> _Stated task_
Pick out every line of the entries below where "title" occurs, and copy those lines.

Stored data
-*-*-

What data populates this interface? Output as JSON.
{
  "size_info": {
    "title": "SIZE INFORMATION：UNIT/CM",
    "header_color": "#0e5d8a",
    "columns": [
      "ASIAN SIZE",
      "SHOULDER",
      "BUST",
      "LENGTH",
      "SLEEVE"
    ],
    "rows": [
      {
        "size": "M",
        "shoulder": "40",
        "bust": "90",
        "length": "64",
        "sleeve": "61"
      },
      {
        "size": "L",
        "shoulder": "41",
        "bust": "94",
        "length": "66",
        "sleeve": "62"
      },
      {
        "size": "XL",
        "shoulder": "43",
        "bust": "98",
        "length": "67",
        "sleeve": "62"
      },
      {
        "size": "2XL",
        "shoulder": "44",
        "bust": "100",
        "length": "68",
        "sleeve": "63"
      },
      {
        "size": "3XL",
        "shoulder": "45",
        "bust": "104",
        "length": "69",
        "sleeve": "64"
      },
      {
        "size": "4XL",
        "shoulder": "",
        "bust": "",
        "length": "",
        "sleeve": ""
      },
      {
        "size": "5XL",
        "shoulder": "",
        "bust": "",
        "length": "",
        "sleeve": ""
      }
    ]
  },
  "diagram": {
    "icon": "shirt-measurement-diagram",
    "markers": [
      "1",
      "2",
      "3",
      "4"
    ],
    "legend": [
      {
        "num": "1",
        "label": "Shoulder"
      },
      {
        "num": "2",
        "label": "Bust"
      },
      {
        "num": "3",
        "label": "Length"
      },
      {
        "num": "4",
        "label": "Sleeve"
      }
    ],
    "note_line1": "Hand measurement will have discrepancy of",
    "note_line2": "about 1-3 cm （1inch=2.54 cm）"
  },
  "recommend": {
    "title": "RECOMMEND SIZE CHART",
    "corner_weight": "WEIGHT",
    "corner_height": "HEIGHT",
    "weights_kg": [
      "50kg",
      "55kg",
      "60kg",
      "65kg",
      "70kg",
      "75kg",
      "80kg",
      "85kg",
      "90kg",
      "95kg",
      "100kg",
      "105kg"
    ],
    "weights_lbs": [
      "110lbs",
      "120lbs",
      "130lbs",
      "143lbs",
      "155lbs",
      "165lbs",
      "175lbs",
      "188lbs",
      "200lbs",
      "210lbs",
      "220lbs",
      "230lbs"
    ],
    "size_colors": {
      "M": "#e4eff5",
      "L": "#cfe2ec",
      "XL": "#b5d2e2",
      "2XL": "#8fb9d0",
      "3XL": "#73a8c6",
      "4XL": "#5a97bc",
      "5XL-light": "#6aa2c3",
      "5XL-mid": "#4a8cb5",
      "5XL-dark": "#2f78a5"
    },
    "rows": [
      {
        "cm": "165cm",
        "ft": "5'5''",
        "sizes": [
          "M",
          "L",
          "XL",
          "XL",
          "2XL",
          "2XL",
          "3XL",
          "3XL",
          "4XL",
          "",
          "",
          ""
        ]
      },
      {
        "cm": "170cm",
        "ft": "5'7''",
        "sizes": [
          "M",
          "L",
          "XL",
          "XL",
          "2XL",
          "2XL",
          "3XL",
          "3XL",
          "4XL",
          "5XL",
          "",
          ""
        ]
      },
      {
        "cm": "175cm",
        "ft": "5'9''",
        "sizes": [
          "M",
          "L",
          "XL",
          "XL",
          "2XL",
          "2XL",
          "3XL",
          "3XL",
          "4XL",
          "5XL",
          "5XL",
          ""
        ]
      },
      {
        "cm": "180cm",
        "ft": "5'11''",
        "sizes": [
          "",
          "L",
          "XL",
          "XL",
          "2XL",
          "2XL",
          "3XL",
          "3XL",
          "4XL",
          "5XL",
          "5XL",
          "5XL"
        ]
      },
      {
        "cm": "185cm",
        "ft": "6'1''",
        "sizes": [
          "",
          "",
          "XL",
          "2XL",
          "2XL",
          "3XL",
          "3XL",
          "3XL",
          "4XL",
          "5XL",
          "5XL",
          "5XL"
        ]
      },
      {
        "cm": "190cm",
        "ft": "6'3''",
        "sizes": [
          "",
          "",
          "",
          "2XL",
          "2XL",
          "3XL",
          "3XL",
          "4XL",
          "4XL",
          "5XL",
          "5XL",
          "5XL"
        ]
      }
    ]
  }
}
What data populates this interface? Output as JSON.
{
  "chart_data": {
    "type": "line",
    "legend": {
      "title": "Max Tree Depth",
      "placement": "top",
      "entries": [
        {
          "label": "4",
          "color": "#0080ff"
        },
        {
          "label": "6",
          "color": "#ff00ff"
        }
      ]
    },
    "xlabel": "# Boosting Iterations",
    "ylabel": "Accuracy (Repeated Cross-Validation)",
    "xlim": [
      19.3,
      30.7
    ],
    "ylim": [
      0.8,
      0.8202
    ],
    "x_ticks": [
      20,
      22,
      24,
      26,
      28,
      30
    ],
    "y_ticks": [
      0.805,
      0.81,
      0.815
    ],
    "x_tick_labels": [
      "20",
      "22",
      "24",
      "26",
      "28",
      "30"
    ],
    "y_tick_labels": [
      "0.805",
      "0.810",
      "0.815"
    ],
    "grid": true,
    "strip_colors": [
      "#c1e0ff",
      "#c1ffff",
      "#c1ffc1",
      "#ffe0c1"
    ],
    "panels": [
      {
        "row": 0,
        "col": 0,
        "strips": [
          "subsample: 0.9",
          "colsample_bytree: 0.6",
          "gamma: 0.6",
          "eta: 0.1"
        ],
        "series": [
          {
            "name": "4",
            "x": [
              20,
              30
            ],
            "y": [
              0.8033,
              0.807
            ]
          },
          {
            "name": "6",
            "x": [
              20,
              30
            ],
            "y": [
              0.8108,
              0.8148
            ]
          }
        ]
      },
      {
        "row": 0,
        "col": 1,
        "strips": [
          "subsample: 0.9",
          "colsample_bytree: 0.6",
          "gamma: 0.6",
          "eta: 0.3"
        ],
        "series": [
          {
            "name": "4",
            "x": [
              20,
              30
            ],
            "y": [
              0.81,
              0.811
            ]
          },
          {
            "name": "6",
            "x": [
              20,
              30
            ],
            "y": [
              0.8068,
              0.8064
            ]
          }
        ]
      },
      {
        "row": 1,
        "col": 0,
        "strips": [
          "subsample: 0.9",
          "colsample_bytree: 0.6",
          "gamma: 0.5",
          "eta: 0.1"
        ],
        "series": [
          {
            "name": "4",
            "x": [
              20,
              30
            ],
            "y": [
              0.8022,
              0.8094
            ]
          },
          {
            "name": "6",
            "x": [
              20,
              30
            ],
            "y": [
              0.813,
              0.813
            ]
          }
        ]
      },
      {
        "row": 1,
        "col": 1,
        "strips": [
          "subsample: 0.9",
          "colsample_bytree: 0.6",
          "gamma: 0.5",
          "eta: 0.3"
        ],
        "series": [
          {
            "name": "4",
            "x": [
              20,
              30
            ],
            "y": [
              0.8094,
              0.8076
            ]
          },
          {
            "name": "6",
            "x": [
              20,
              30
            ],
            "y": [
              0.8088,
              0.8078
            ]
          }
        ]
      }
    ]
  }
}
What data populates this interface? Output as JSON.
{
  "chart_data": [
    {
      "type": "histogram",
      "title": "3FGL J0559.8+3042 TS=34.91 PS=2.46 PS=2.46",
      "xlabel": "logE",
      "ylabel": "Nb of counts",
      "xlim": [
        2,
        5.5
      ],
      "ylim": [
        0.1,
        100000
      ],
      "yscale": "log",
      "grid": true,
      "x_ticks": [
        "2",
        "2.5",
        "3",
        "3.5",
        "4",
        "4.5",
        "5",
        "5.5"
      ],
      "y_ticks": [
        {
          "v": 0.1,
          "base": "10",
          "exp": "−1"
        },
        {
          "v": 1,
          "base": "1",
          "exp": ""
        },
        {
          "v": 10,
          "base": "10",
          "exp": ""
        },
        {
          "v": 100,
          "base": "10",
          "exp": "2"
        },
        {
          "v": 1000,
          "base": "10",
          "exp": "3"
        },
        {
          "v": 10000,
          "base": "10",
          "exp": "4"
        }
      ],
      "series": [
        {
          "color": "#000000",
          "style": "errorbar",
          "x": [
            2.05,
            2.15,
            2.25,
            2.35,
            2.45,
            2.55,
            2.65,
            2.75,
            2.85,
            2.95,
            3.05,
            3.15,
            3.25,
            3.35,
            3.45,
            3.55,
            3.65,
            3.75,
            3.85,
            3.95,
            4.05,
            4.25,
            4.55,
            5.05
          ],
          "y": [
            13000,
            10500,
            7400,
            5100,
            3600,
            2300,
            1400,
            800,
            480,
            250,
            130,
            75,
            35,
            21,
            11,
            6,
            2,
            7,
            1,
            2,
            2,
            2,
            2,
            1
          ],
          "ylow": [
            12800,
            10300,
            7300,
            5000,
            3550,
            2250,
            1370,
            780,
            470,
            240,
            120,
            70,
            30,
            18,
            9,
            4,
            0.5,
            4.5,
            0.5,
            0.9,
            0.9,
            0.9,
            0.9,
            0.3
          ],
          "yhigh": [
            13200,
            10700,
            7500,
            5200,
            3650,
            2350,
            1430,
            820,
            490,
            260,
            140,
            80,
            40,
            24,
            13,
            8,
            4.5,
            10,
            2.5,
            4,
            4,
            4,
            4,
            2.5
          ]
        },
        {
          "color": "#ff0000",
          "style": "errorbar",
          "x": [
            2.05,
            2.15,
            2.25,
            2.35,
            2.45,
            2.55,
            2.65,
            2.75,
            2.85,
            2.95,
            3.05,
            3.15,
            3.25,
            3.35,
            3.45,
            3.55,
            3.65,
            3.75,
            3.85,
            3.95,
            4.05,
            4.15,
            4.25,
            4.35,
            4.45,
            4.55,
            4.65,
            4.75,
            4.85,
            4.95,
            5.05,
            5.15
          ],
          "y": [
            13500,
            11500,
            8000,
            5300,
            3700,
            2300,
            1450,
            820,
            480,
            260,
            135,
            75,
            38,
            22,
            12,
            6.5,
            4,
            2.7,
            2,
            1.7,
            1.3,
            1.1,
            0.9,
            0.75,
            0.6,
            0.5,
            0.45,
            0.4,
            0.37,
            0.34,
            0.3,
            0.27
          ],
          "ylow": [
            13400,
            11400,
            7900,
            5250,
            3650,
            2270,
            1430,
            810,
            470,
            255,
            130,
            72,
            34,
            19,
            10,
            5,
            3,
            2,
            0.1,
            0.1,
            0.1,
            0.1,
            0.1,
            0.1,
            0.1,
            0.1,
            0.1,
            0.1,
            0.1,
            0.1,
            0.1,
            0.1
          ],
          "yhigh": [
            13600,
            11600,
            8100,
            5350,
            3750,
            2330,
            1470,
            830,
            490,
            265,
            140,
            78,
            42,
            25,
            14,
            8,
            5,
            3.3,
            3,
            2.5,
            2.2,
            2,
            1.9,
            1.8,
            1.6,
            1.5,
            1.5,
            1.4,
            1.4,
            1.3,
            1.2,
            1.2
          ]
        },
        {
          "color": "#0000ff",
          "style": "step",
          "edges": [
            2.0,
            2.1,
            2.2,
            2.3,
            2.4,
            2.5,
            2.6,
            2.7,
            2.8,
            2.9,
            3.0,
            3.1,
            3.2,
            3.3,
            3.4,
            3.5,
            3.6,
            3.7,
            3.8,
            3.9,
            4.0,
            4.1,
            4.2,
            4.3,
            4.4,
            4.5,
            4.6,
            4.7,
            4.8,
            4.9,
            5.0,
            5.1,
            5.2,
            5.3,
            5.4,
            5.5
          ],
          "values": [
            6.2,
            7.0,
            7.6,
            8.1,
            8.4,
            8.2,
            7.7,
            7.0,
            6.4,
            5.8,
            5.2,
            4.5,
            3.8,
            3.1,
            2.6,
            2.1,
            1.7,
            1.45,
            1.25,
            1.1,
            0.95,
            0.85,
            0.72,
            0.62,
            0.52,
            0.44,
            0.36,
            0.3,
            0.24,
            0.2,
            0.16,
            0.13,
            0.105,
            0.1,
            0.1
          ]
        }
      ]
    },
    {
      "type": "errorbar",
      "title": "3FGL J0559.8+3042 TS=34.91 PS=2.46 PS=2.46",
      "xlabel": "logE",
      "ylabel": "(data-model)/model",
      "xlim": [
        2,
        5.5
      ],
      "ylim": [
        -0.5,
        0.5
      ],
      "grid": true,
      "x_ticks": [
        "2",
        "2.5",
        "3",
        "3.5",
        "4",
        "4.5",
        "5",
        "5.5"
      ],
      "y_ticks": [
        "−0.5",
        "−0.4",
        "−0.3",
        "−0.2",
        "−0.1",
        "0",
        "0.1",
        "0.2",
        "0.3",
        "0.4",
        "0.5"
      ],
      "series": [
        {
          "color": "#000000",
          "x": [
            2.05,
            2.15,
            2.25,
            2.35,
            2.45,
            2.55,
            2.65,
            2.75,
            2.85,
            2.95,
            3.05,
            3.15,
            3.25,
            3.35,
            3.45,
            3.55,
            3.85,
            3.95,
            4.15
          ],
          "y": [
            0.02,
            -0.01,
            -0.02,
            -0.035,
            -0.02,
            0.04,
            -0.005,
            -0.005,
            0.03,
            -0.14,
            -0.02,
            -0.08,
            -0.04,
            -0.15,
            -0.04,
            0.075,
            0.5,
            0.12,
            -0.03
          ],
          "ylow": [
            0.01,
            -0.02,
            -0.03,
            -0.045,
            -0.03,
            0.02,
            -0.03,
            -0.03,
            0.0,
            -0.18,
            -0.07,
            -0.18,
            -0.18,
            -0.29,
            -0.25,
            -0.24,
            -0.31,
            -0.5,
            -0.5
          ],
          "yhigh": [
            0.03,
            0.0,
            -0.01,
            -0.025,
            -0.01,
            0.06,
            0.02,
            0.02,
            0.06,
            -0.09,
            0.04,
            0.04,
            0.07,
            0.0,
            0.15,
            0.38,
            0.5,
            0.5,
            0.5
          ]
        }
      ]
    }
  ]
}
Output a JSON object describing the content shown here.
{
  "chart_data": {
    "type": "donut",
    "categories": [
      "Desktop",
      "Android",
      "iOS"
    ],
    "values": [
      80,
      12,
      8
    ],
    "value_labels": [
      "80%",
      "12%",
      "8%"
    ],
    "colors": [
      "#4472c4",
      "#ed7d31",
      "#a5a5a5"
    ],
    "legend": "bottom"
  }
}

-*-*-

> _Right answer_
    "title": "SIZE INFORMATION：UNIT/CM",
    "title": "RECOMMEND SIZE CHART",
      "title": "Max Tree Depth",
      "title": "3FGL J0559.8+3042 TS=34.91 PS=2.46 PS=2.46",
      "title": "3FGL J0559.8+3042 TS=34.91 PS=2.46 PS=2.46",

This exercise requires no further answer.